_WRITTEN EXERCISE_
Copy each line of the material below that includes the string "name".

-- BEGIN --

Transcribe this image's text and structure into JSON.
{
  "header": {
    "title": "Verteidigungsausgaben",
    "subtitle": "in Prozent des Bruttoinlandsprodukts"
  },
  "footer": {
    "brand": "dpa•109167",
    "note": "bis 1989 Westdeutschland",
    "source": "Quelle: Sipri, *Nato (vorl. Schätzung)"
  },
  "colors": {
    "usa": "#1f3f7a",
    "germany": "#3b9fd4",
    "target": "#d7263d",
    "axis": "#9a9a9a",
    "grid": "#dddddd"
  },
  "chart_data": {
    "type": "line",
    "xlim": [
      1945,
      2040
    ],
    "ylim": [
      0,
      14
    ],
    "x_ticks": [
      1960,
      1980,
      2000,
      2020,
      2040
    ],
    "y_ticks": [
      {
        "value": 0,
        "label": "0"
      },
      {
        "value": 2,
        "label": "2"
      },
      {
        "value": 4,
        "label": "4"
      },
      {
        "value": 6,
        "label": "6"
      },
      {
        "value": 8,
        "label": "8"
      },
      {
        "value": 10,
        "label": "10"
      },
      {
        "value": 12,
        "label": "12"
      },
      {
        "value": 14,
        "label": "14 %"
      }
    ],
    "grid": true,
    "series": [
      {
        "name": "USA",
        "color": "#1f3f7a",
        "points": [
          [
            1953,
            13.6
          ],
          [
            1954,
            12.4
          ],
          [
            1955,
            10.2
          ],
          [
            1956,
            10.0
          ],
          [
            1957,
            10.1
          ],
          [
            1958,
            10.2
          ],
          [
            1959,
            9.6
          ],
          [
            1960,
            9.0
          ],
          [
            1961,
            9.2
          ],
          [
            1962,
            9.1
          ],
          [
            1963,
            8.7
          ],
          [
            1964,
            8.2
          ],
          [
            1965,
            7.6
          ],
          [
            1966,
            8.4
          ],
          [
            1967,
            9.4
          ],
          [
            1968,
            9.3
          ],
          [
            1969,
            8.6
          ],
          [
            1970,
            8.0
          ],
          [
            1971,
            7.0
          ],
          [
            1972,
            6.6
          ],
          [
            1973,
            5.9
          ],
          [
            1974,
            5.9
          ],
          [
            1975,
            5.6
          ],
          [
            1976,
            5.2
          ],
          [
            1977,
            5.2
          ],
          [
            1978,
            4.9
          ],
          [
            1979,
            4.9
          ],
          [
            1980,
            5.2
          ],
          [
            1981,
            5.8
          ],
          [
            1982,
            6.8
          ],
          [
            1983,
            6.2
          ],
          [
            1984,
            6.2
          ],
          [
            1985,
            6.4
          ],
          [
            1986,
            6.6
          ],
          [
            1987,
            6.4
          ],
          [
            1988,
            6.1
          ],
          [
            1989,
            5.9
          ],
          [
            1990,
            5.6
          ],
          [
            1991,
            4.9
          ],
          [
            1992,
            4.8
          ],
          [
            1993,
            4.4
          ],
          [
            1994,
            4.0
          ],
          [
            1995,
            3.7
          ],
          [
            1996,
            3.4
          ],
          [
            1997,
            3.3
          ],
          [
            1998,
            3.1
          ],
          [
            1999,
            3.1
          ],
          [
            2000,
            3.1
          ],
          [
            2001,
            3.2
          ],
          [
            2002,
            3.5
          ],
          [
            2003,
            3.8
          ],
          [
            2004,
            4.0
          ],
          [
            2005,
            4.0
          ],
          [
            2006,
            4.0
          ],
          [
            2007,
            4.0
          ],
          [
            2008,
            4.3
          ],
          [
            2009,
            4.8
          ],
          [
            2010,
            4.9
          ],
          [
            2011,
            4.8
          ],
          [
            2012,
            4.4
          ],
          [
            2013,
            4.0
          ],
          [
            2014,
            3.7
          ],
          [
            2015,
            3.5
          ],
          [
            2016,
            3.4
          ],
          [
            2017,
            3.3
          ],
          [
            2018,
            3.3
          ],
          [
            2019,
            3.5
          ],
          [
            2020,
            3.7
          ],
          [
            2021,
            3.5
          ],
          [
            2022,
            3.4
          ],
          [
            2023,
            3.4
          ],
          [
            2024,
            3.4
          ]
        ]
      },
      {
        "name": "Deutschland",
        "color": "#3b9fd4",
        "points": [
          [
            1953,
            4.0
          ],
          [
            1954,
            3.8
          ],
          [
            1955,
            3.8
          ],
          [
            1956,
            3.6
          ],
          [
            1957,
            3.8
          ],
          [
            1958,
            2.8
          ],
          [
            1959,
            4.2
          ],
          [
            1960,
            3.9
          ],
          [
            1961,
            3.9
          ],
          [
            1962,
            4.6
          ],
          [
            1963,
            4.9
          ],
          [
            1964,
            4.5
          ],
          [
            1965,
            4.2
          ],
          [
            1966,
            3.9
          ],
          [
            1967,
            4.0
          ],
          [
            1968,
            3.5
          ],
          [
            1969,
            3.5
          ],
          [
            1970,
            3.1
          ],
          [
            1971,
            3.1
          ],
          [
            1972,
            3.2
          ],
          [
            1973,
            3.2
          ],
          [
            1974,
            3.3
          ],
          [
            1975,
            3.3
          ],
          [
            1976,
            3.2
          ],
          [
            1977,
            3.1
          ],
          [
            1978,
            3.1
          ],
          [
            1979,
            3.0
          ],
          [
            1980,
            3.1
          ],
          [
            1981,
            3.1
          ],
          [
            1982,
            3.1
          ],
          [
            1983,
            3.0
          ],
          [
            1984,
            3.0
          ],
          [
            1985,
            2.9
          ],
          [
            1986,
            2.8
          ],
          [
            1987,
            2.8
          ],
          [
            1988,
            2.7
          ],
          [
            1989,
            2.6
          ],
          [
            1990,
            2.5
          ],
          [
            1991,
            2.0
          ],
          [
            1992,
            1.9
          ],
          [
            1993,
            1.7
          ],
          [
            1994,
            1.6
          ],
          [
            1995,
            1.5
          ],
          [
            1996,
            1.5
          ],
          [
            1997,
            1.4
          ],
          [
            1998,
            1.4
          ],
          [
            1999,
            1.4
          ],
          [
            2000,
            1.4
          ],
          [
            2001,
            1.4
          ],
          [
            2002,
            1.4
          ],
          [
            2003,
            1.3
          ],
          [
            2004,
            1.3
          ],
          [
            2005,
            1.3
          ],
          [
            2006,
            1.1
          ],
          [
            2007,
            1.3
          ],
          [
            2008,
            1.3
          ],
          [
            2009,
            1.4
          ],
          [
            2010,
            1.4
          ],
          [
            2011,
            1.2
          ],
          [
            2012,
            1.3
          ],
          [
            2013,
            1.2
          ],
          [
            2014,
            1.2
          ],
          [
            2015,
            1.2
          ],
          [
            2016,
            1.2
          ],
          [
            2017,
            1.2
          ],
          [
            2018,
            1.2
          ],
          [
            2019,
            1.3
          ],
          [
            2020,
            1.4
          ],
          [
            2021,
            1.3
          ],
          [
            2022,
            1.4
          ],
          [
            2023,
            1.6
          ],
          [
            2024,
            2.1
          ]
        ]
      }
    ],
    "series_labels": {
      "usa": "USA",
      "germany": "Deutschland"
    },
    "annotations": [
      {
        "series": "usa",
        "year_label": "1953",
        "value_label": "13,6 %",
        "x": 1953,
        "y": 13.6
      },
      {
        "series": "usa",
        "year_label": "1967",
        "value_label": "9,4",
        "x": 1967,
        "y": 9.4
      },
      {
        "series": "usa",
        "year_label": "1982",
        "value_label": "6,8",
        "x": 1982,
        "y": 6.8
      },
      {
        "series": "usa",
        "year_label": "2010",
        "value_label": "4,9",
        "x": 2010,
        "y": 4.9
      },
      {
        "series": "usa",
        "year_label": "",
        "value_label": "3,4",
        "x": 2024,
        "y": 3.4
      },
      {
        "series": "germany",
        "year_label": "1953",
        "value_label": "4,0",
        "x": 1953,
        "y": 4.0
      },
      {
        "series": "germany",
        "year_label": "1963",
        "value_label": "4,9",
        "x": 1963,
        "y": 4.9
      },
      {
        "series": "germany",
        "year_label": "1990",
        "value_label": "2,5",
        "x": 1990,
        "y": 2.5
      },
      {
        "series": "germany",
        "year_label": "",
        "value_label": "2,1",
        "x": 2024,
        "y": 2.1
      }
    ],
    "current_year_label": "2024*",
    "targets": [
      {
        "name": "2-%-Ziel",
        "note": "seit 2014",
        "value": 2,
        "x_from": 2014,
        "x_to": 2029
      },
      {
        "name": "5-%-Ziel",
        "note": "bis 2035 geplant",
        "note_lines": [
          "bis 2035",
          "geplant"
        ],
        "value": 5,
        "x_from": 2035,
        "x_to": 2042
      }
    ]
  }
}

-- END --

_FULL ANSWER_
        "name": "USA",
        "name": "Deutschland",
        "name": "2-%-Ziel",
        "name": "5-%-Ziel",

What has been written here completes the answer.